Begin Excerpted records

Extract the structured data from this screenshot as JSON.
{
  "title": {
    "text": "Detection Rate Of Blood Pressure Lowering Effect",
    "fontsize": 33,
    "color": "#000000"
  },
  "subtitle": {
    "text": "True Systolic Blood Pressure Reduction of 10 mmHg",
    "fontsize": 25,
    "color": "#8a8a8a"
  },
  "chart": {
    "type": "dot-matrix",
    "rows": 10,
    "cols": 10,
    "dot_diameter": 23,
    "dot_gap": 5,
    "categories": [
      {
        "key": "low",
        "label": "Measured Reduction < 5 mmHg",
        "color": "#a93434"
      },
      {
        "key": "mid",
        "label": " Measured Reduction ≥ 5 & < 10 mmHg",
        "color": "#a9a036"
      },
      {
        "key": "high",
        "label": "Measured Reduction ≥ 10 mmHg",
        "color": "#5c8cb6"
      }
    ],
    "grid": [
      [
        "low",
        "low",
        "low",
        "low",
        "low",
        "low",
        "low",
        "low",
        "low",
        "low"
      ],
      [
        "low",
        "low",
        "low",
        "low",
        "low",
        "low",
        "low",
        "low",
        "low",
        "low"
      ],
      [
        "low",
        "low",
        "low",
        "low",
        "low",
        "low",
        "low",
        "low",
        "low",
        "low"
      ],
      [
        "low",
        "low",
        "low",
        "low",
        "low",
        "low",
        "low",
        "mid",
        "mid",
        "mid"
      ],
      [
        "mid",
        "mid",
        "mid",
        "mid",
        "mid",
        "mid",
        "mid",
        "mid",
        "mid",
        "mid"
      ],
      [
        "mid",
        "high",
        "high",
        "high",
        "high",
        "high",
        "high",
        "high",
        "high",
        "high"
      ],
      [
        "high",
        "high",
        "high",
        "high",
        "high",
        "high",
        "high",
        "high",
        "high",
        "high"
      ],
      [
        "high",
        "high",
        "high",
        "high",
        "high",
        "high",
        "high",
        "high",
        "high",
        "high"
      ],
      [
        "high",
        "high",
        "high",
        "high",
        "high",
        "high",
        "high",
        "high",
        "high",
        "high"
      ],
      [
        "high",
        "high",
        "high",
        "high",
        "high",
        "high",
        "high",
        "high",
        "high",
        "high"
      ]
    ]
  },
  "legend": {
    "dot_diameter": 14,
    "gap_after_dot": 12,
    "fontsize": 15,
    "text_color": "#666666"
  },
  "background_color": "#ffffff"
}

End Excerpted records
Begin Excerpted records

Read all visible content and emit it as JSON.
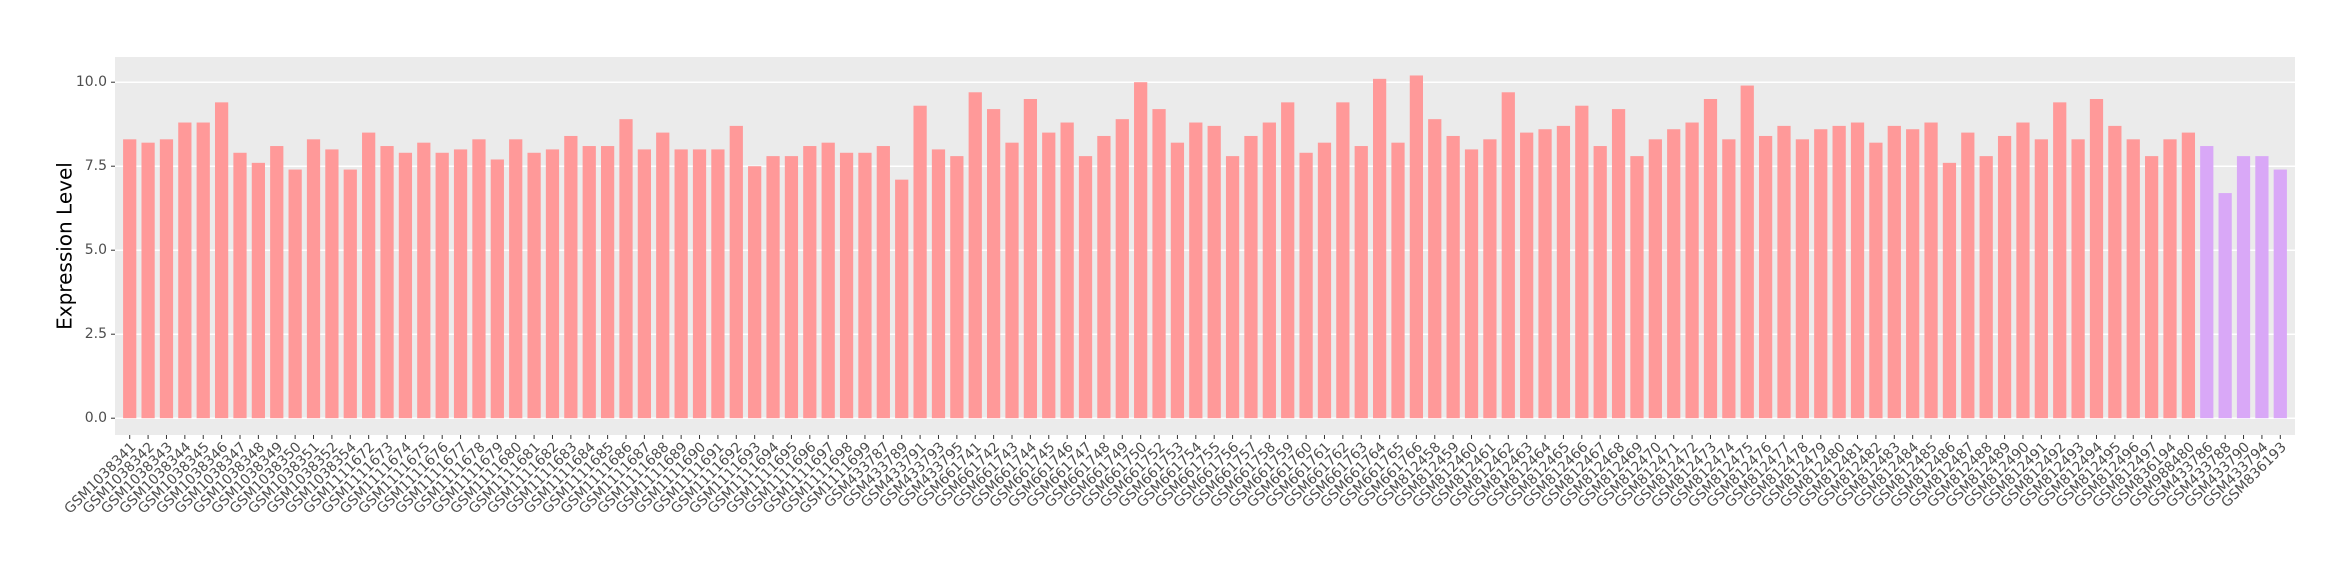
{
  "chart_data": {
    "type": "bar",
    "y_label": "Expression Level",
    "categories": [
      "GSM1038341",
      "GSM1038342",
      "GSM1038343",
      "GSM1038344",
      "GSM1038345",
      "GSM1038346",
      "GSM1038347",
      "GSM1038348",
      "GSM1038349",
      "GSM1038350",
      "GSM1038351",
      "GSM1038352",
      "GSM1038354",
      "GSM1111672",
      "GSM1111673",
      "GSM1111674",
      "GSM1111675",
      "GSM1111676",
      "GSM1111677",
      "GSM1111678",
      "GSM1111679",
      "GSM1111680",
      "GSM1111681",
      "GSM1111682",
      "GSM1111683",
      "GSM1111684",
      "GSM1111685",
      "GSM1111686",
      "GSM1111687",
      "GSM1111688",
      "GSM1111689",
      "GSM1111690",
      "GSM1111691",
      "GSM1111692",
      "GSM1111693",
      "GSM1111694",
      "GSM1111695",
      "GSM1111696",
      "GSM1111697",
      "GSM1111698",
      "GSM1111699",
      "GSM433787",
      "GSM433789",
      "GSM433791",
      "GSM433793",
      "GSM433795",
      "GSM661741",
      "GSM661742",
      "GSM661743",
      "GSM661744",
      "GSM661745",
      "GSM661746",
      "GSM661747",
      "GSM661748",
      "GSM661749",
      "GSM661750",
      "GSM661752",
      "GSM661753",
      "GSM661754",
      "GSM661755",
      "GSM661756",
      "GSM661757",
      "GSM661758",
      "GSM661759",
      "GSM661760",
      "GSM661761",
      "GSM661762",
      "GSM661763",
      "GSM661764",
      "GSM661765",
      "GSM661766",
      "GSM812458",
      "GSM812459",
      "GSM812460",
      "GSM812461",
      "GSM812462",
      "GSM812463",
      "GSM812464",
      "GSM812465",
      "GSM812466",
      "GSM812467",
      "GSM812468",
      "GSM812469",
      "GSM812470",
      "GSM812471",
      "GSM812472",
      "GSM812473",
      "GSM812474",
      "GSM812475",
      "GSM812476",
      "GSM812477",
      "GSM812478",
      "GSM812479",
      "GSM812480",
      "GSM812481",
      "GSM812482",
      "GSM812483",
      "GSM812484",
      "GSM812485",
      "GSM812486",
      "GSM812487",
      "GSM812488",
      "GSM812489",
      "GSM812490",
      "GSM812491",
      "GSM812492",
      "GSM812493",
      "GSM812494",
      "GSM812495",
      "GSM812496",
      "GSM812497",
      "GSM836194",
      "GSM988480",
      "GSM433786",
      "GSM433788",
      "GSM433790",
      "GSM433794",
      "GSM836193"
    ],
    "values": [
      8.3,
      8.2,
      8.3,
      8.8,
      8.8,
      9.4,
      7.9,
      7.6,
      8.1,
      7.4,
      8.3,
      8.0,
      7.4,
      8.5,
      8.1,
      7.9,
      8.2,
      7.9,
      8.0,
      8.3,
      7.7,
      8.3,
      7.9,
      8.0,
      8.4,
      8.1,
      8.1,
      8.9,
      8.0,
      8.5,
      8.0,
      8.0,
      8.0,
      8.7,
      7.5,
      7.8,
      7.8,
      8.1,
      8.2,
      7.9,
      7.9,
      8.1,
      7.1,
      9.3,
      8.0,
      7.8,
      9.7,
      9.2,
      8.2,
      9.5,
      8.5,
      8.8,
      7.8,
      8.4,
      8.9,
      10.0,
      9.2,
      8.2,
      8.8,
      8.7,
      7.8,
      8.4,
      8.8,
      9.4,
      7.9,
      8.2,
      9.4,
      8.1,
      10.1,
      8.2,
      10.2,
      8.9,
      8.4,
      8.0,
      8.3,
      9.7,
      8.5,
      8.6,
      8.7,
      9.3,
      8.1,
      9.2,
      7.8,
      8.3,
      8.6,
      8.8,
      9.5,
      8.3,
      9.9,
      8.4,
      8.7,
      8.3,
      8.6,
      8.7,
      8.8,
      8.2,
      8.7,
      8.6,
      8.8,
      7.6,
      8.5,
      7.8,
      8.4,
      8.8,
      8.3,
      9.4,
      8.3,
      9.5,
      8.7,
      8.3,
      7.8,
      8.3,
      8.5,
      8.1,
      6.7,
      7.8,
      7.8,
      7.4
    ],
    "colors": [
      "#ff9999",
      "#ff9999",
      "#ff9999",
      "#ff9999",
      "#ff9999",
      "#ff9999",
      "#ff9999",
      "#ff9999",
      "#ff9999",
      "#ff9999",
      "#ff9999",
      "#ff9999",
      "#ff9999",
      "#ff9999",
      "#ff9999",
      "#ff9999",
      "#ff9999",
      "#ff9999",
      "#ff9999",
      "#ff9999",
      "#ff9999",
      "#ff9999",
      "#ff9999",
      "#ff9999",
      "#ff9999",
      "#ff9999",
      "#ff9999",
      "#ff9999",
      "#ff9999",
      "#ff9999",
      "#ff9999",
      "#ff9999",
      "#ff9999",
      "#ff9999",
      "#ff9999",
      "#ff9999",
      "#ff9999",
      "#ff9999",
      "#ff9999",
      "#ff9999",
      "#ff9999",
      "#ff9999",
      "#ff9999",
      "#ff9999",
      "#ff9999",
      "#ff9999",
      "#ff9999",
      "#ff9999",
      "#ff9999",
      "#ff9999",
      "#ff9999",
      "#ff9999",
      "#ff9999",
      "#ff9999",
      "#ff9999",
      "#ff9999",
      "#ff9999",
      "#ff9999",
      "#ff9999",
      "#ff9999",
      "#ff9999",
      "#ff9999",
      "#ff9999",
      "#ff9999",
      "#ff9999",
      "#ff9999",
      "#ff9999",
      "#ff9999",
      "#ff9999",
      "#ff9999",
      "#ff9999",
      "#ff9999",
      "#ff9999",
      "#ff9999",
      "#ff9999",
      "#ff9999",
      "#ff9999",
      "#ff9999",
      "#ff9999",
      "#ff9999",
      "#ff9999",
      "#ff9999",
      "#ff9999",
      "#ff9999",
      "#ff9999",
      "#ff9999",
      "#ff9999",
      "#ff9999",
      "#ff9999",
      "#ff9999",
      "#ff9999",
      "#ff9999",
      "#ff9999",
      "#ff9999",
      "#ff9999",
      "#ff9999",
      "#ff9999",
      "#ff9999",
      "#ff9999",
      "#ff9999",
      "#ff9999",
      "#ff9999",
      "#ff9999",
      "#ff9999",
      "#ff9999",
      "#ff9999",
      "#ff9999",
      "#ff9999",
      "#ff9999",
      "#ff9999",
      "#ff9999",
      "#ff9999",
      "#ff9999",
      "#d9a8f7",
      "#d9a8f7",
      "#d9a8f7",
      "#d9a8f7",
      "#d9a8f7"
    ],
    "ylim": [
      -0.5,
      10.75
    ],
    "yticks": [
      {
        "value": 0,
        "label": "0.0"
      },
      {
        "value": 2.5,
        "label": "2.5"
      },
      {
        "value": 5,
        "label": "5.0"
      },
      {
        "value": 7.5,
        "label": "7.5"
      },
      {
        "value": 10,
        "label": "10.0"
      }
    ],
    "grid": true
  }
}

End Excerpted records
Begin Excerpted records

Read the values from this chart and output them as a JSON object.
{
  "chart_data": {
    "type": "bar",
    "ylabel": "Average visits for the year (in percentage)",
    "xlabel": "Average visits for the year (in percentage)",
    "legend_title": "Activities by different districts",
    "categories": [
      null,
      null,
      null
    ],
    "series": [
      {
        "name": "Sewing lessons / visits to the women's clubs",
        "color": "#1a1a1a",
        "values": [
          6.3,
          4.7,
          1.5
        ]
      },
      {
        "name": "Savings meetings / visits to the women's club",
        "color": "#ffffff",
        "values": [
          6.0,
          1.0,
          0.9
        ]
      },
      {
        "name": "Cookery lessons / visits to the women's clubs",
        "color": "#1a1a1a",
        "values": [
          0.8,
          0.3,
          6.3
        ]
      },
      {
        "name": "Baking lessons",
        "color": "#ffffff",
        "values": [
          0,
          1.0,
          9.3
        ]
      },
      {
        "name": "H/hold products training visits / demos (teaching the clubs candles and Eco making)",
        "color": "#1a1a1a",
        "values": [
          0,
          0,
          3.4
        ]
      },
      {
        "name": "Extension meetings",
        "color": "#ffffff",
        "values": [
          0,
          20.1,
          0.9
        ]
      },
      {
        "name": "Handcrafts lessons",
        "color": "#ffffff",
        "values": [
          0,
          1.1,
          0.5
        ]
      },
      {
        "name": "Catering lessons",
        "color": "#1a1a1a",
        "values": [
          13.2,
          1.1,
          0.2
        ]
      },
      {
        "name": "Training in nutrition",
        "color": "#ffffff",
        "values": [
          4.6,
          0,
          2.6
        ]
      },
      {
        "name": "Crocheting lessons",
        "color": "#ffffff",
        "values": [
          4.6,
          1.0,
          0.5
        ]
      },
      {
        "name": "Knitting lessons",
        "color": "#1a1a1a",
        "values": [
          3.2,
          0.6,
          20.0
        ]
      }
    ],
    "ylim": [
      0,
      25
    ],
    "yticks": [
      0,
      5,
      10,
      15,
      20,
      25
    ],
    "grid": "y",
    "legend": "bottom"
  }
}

End Excerpted records

Job » Gather up, from the records above, each line where the word "Blood" appears.

Response »
    "text": "Detection Rate Of Blood Pressure Lowering Effect",
    "text": "True Systolic Blood Pressure Reduction of 10 mmHg",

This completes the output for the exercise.